== Short problem ==
Reproduce each record below exactly as written.
>> Begin Records for the task
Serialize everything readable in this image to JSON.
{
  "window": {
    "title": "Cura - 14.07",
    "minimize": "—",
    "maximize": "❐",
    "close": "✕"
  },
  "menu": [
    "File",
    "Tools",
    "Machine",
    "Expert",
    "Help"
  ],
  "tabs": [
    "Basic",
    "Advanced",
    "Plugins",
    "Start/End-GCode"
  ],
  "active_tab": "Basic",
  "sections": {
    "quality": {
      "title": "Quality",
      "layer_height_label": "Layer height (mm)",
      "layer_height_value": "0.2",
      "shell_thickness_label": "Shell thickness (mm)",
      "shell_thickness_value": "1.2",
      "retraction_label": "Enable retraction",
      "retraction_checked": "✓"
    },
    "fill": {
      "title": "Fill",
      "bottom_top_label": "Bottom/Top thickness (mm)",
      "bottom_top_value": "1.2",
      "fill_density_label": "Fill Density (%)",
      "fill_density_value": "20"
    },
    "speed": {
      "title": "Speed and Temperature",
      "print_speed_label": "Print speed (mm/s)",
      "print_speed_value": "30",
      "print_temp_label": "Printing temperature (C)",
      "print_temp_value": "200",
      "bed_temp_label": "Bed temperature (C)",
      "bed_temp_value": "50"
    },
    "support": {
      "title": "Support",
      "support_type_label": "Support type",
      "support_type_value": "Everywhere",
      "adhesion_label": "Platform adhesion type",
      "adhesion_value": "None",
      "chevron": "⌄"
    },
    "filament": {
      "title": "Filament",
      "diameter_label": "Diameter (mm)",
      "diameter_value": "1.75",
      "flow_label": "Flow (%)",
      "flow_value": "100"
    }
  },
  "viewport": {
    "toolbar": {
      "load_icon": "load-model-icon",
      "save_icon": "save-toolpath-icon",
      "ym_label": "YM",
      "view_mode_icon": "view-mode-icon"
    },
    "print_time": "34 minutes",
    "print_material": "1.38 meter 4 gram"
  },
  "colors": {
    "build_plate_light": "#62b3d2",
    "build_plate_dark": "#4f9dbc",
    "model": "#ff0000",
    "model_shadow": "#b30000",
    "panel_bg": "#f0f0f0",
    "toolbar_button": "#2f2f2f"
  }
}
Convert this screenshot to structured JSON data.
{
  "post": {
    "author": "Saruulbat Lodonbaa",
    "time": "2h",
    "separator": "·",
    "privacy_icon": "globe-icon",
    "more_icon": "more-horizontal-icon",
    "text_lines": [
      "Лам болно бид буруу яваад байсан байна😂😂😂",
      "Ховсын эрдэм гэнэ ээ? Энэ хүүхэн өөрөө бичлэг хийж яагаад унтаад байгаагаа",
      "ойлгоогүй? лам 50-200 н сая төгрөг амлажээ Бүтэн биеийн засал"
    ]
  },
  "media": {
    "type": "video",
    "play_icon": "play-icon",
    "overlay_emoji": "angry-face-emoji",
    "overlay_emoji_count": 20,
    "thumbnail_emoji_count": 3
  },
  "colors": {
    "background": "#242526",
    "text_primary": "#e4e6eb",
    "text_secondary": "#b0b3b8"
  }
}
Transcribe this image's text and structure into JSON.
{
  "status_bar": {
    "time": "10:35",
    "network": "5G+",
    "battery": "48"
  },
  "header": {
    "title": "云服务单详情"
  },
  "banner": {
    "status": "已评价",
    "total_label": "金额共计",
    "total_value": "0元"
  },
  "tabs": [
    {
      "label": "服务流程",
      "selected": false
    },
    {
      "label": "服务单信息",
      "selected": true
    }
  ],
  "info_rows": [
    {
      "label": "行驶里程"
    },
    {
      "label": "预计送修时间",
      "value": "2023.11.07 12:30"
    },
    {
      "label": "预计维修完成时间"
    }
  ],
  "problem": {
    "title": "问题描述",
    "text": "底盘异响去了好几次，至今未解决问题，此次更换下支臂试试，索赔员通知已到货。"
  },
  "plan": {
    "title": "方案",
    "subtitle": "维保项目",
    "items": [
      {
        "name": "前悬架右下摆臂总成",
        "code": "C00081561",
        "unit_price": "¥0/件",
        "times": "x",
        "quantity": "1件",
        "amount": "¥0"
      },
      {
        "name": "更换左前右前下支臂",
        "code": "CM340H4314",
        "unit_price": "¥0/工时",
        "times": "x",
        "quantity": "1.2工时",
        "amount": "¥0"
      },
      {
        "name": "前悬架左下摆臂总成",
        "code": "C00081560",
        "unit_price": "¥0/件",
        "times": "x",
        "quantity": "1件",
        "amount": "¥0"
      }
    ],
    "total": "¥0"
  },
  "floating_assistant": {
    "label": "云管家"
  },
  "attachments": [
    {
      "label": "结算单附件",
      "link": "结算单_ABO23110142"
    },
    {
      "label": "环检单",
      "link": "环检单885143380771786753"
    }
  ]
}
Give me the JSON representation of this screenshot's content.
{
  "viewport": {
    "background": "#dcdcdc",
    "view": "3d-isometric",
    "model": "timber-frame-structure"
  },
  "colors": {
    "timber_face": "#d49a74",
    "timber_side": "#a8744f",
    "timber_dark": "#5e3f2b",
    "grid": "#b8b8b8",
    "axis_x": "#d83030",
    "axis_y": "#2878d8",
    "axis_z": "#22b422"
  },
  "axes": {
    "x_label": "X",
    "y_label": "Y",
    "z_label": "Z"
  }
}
>> End Records for the task
== Solved problem ==
Serialize everything readable in this image to JSON.
{
  "window": {
    "title": "Cura - 14.07",
    "minimize": "—",
    "maximize": "❐",
    "close": "✕"
  },
  "menu": [
    "File",
    "Tools",
    "Machine",
    "Expert",
    "Help"
  ],
  "tabs": [
    "Basic",
    "Advanced",
    "Plugins",
    "Start/End-GCode"
  ],
  "active_tab": "Basic",
  "sections": {
    "quality": {
      "title": "Quality",
      "layer_height_label": "Layer height (mm)",
      "layer_height_value": "0.2",
      "shell_thickness_label": "Shell thickness (mm)",
      "shell_thickness_value": "1.2",
      "retraction_label": "Enable retraction",
      "retraction_checked": "✓"
    },
    "fill": {
      "title": "Fill",
      "bottom_top_label": "Bottom/Top thickness (mm)",
      "bottom_top_value": "1.2",
      "fill_density_label": "Fill Density (%)",
      "fill_density_value": "20"
    },
    "speed": {
      "title": "Speed and Temperature",
      "print_speed_label": "Print speed (mm/s)",
      "print_speed_value": "30",
      "print_temp_label": "Printing temperature (C)",
      "print_temp_value": "200",
      "bed_temp_label": "Bed temperature (C)",
      "bed_temp_value": "50"
    },
    "support": {
      "title": "Support",
      "support_type_label": "Support type",
      "support_type_value": "Everywhere",
      "adhesion_label": "Platform adhesion type",
      "adhesion_value": "None",
      "chevron": "⌄"
    },
    "filament": {
      "title": "Filament",
      "diameter_label": "Diameter (mm)",
      "diameter_value": "1.75",
      "flow_label": "Flow (%)",
      "flow_value": "100"
    }
  },
  "viewport": {
    "toolbar": {
      "load_icon": "load-model-icon",
      "save_icon": "save-toolpath-icon",
      "ym_label": "YM",
      "view_mode_icon": "view-mode-icon"
    },
    "print_time": "34 minutes",
    "print_material": "1.38 meter 4 gram"
  },
  "colors": {
    "build_plate_light": "#62b3d2",
    "build_plate_dark": "#4f9dbc",
    "model": "#ff0000",
    "model_shadow": "#b30000",
    "panel_bg": "#f0f0f0",
    "toolbar_button": "#2f2f2f"
  }
}
Convert this screenshot to structured JSON data.
{
  "post": {
    "author": "Saruulbat Lodonbaa",
    "time": "2h",
    "separator": "·",
    "privacy_icon": "globe-icon",
    "more_icon": "more-horizontal-icon",
    "text_lines": [
      "Лам болно бид буруу яваад байсан байна😂😂😂",
      "Ховсын эрдэм гэнэ ээ? Энэ хүүхэн өөрөө бичлэг хийж яагаад унтаад байгаагаа",
      "ойлгоогүй? лам 50-200 н сая төгрөг амлажээ Бүтэн биеийн засал"
    ]
  },
  "media": {
    "type": "video",
    "play_icon": "play-icon",
    "overlay_emoji": "angry-face-emoji",
    "overlay_emoji_count": 20,
    "thumbnail_emoji_count": 3
  },
  "colors": {
    "background": "#242526",
    "text_primary": "#e4e6eb",
    "text_secondary": "#b0b3b8"
  }
}
Transcribe this image's text and structure into JSON.
{
  "status_bar": {
    "time": "10:35",
    "network": "5G+",
    "battery": "48"
  },
  "header": {
    "title": "云服务单详情"
  },
  "banner": {
    "status": "已评价",
    "total_label": "金额共计",
    "total_value": "0元"
  },
  "tabs": [
    {
      "label": "服务流程",
      "selected": false
    },
    {
      "label": "服务单信息",
      "selected": true
    }
  ],
  "info_rows": [
    {
      "label": "行驶里程"
    },
    {
      "label": "预计送修时间",
      "value": "2023.11.07 12:30"
    },
    {
      "label": "预计维修完成时间"
    }
  ],
  "problem": {
    "title": "问题描述",
    "text": "底盘异响去了好几次，至今未解决问题，此次更换下支臂试试，索赔员通知已到货。"
  },
  "plan": {
    "title": "方案",
    "subtitle": "维保项目",
    "items": [
      {
        "name": "前悬架右下摆臂总成",
        "code": "C00081561",
        "unit_price": "¥0/件",
        "times": "x",
        "quantity": "1件",
        "amount": "¥0"
      },
      {
        "name": "更换左前右前下支臂",
        "code": "CM340H4314",
        "unit_price": "¥0/工时",
        "times": "x",
        "quantity": "1.2工时",
        "amount": "¥0"
      },
      {
        "name": "前悬架左下摆臂总成",
        "code": "C00081560",
        "unit_price": "¥0/件",
        "times": "x",
        "quantity": "1件",
        "amount": "¥0"
      }
    ],
    "total": "¥0"
  },
  "floating_assistant": {
    "label": "云管家"
  },
  "attachments": [
    {
      "label": "结算单附件",
      "link": "结算单_ABO23110142"
    },
    {
      "label": "环检单",
      "link": "环检单885143380771786753"
    }
  ]
}
Give me the JSON representation of this screenshot's content.
{
  "viewport": {
    "background": "#dcdcdc",
    "view": "3d-isometric",
    "model": "timber-frame-structure"
  },
  "colors": {
    "timber_face": "#d49a74",
    "timber_side": "#a8744f",
    "timber_dark": "#5e3f2b",
    "grid": "#b8b8b8",
    "axis_x": "#d83030",
    "axis_y": "#2878d8",
    "axis_z": "#22b422"
  },
  "axes": {
    "x_label": "X",
    "y_label": "Y",
    "z_label": "Z"
  }
}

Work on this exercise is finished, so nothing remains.